SHORT PROBLEM: Extract every line of the material below and reproduce it faithfully.

Begin INPUT FOR THIS TASK

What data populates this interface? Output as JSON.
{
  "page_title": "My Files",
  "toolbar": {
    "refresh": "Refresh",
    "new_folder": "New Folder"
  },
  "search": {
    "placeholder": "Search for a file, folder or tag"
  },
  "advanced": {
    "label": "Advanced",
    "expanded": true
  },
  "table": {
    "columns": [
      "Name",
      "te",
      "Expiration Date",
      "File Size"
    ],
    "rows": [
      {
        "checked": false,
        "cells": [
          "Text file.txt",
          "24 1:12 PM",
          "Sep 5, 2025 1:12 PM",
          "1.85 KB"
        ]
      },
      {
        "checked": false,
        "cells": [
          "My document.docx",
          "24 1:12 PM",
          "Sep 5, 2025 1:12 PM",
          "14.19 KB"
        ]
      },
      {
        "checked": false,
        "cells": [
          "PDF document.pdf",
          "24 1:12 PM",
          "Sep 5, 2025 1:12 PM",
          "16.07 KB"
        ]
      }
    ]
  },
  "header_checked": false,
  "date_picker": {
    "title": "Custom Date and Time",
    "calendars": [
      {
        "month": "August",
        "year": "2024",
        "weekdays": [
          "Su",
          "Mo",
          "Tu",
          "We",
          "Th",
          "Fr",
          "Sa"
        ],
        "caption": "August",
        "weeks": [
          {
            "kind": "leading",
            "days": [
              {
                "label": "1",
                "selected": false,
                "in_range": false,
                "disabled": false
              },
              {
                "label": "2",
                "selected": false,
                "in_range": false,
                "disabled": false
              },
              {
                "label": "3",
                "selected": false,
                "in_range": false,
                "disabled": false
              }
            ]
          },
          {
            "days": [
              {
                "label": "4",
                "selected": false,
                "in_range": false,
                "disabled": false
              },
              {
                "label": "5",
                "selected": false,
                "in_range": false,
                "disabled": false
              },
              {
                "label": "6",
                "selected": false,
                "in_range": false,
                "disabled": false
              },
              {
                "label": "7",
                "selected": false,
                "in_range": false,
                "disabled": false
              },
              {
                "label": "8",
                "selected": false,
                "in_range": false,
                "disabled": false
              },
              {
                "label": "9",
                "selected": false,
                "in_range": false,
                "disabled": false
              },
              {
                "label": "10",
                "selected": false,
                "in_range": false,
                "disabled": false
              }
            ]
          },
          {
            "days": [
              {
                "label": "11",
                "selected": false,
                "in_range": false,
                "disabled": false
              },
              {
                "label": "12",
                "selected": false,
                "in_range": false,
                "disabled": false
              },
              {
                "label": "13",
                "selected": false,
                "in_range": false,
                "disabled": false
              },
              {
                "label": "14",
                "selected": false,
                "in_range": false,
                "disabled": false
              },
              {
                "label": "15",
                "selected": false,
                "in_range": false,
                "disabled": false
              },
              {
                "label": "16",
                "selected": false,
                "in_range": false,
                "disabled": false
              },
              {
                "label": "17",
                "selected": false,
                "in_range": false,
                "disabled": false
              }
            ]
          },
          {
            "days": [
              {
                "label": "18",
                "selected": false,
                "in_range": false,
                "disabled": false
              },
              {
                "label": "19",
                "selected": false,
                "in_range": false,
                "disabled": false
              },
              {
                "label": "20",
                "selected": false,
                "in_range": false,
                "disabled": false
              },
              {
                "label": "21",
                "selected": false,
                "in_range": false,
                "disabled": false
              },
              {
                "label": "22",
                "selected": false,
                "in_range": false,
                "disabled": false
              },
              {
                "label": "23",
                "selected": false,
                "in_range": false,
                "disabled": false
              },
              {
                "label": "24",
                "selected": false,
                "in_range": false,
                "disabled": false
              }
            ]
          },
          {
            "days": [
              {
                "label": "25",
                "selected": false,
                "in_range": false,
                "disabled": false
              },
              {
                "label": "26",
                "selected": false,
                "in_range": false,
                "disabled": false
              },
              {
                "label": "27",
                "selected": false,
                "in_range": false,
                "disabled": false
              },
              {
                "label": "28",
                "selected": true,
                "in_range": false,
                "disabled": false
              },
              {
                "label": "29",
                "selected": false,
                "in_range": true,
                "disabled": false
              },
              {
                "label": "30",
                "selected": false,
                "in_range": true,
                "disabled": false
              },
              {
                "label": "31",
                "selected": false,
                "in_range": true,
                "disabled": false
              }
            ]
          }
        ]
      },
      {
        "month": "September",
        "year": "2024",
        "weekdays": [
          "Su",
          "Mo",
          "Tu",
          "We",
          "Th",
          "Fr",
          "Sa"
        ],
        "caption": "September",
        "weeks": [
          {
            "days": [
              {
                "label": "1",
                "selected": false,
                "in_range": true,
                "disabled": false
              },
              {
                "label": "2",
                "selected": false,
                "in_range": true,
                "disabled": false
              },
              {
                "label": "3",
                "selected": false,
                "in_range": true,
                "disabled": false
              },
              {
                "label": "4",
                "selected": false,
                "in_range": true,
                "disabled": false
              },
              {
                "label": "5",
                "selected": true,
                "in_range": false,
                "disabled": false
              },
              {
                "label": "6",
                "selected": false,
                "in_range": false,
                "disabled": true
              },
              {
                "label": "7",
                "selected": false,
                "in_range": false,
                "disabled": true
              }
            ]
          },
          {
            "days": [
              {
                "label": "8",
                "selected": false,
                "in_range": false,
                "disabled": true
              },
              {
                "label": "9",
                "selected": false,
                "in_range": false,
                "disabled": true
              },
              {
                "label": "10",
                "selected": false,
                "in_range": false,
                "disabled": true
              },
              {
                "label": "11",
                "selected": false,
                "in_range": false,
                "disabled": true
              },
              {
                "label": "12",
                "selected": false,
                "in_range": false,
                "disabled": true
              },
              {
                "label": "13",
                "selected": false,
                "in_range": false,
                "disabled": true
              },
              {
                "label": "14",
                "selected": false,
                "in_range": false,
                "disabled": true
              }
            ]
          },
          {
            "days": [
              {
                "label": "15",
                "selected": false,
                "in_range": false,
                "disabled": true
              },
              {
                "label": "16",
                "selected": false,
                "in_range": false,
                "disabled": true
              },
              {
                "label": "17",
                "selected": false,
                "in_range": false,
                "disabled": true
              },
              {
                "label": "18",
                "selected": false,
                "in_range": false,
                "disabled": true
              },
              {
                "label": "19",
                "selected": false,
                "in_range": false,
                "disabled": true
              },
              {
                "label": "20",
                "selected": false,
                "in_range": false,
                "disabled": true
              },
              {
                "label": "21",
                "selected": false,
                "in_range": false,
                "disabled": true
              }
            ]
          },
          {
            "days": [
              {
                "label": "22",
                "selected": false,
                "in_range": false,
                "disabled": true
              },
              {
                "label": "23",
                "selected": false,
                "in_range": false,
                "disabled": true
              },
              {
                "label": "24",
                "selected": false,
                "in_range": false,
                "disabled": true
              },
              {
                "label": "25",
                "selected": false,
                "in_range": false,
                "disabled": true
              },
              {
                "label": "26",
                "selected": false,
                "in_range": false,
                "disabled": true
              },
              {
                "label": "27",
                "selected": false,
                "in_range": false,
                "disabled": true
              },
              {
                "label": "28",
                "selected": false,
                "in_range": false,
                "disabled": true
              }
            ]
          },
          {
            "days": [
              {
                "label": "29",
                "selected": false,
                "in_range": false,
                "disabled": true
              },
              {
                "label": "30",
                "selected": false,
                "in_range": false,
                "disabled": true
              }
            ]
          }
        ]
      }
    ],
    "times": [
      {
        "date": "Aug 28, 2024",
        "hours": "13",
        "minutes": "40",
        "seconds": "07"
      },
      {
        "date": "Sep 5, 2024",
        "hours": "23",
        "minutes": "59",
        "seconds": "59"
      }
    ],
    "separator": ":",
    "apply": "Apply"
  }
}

End INPUT FOR THIS TASK

SOLUTION:
What data populates this interface? Output as JSON.
{
  "page_title": "My Files",
  "toolbar": {
    "refresh": "Refresh",
    "new_folder": "New Folder"
  },
  "search": {
    "placeholder": "Search for a file, folder or tag"
  },
  "advanced": {
    "label": "Advanced",
    "expanded": true
  },
  "table": {
    "columns": [
      "Name",
      "te",
      "Expiration Date",
      "File Size"
    ],
    "rows": [
      {
        "checked": false,
        "cells": [
          "Text file.txt",
          "24 1:12 PM",
          "Sep 5, 2025 1:12 PM",
          "1.85 KB"
        ]
      },
      {
        "checked": false,
        "cells": [
          "My document.docx",
          "24 1:12 PM",
          "Sep 5, 2025 1:12 PM",
          "14.19 KB"
        ]
      },
      {
        "checked": false,
        "cells": [
          "PDF document.pdf",
          "24 1:12 PM",
          "Sep 5, 2025 1:12 PM",
          "16.07 KB"
        ]
      }
    ]
  },
  "header_checked": false,
  "date_picker": {
    "title": "Custom Date and Time",
    "calendars": [
      {
        "month": "August",
        "year": "2024",
        "weekdays": [
          "Su",
          "Mo",
          "Tu",
          "We",
          "Th",
          "Fr",
          "Sa"
        ],
        "caption": "August",
        "weeks": [
          {
            "kind": "leading",
            "days": [
              {
                "label": "1",
                "selected": false,
                "in_range": false,
                "disabled": false
              },
              {
                "label": "2",
                "selected": false,
                "in_range": false,
                "disabled": false
              },
              {
                "label": "3",
                "selected": false,
                "in_range": false,
                "disabled": false
              }
            ]
          },
          {
            "days": [
              {
                "label": "4",
                "selected": false,
                "in_range": false,
                "disabled": false
              },
              {
                "label": "5",
                "selected": false,
                "in_range": false,
                "disabled": false
              },
              {
                "label": "6",
                "selected": false,
                "in_range": false,
                "disabled": false
              },
              {
                "label": "7",
                "selected": false,
                "in_range": false,
                "disabled": false
              },
              {
                "label": "8",
                "selected": false,
                "in_range": false,
                "disabled": false
              },
              {
                "label": "9",
                "selected": false,
                "in_range": false,
                "disabled": false
              },
              {
                "label": "10",
                "selected": false,
                "in_range": false,
                "disabled": false
              }
            ]
          },
          {
            "days": [
              {
                "label": "11",
                "selected": false,
                "in_range": false,
                "disabled": false
              },
              {
                "label": "12",
                "selected": false,
                "in_range": false,
                "disabled": false
              },
              {
                "label": "13",
                "selected": false,
                "in_range": false,
                "disabled": false
              },
              {
                "label": "14",
                "selected": false,
                "in_range": false,
                "disabled": false
              },
              {
                "label": "15",
                "selected": false,
                "in_range": false,
                "disabled": false
              },
              {
                "label": "16",
                "selected": false,
                "in_range": false,
                "disabled": false
              },
              {
                "label": "17",
                "selected": false,
                "in_range": false,
                "disabled": false
              }
            ]
          },
          {
            "days": [
              {
                "label": "18",
                "selected": false,
                "in_range": false,
                "disabled": false
              },
              {
                "label": "19",
                "selected": false,
                "in_range": false,
                "disabled": false
              },
              {
                "label": "20",
                "selected": false,
                "in_range": false,
                "disabled": false
              },
              {
                "label": "21",
                "selected": false,
                "in_range": false,
                "disabled": false
              },
              {
                "label": "22",
                "selected": false,
                "in_range": false,
                "disabled": false
              },
              {
                "label": "23",
                "selected": false,
                "in_range": false,
                "disabled": false
              },
              {
                "label": "24",
                "selected": false,
                "in_range": false,
                "disabled": false
              }
            ]
          },
          {
            "days": [
              {
                "label": "25",
                "selected": false,
                "in_range": false,
                "disabled": false
              },
              {
                "label": "26",
                "selected": false,
                "in_range": false,
                "disabled": false
              },
              {
                "label": "27",
                "selected": false,
                "in_range": false,
                "disabled": false
              },
              {
                "label": "28",
                "selected": true,
                "in_range": false,
                "disabled": false
              },
              {
                "label": "29",
                "selected": false,
                "in_range": true,
                "disabled": false
              },
              {
                "label": "30",
                "selected": false,
                "in_range": true,
                "disabled": false
              },
              {
                "label": "31",
                "selected": false,
                "in_range": true,
                "disabled": false
              }
            ]
          }
        ]
      },
      {
        "month": "September",
        "year": "2024",
        "weekdays": [
          "Su",
          "Mo",
          "Tu",
          "We",
          "Th",
          "Fr",
          "Sa"
        ],
        "caption": "September",
        "weeks": [
          {
            "days": [
              {
                "label": "1",
                "selected": false,
                "in_range": true,
                "disabled": false
              },
              {
                "label": "2",
                "selected": false,
                "in_range": true,
                "disabled": false
              },
              {
                "label": "3",
                "selected": false,
                "in_range": true,
                "disabled": false
              },
              {
                "label": "4",
                "selected": false,
                "in_range": true,
                "disabled": false
              },
              {
                "label": "5",
                "selected": true,
                "in_range": false,
                "disabled": false
              },
              {
                "label": "6",
                "selected": false,
                "in_range": false,
                "disabled": true
              },
              {
                "label": "7",
                "selected": false,
                "in_range": false,
                "disabled": true
              }
            ]
          },
          {
            "days": [
              {
                "label": "8",
                "selected": false,
                "in_range": false,
                "disabled": true
              },
              {
                "label": "9",
                "selected": false,
                "in_range": false,
                "disabled": true
              },
              {
                "label": "10",
                "selected": false,
                "in_range": false,
                "disabled": true
              },
              {
                "label": "11",
                "selected": false,
                "in_range": false,
                "disabled": true
              },
              {
                "label": "12",
                "selected": false,
                "in_range": false,
                "disabled": true
              },
              {
                "label": "13",
                "selected": false,
                "in_range": false,
                "disabled": true
              },
              {
                "label": "14",
                "selected": false,
                "in_range": false,
                "disabled": true
              }
            ]
          },
          {
            "days": [
              {
                "label": "15",
                "selected": false,
                "in_range": false,
                "disabled": true
              },
              {
                "label": "16",
                "selected": false,
                "in_range": false,
                "disabled": true
              },
              {
                "label": "17",
                "selected": false,
                "in_range": false,
                "disabled": true
              },
              {
                "label": "18",
                "selected": false,
                "in_range": false,
                "disabled": true
              },
              {
                "label": "19",
                "selected": false,
                "in_range": false,
                "disabled": true
              },
              {
                "label": "20",
                "selected": false,
                "in_range": false,
                "disabled": true
              },
              {
                "label": "21",
                "selected": false,
                "in_range": false,
                "disabled": true
              }
            ]
          },
          {
            "days": [
              {
                "label": "22",
                "selected": false,
                "in_range": false,
                "disabled": true
              },
              {
                "label": "23",
                "selected": false,
                "in_range": false,
                "disabled": true
              },
              {
                "label": "24",
                "selected": false,
                "in_range": false,
                "disabled": true
              },
              {
                "label": "25",
                "selected": false,
                "in_range": false,
                "disabled": true
              },
              {
                "label": "26",
                "selected": false,
                "in_range": false,
                "disabled": true
              },
              {
                "label": "27",
                "selected": false,
                "in_range": false,
                "disabled": true
              },
              {
                "label": "28",
                "selected": false,
                "in_range": false,
                "disabled": true
              }
            ]
          },
          {
            "days": [
              {
                "label": "29",
                "selected": false,
                "in_range": false,
                "disabled": true
              },
              {
                "label": "30",
                "selected": false,
                "in_range": false,
                "disabled": true
              }
            ]
          }
        ]
      }
    ],
    "times": [
      {
        "date": "Aug 28, 2024",
        "hours": "13",
        "minutes": "40",
        "seconds": "07"
      },
      {
        "date": "Sep 5, 2024",
        "hours": "23",
        "minutes": "59",
        "seconds": "59"
      }
    ],
    "separator": ":",
    "apply": "Apply"
  }
}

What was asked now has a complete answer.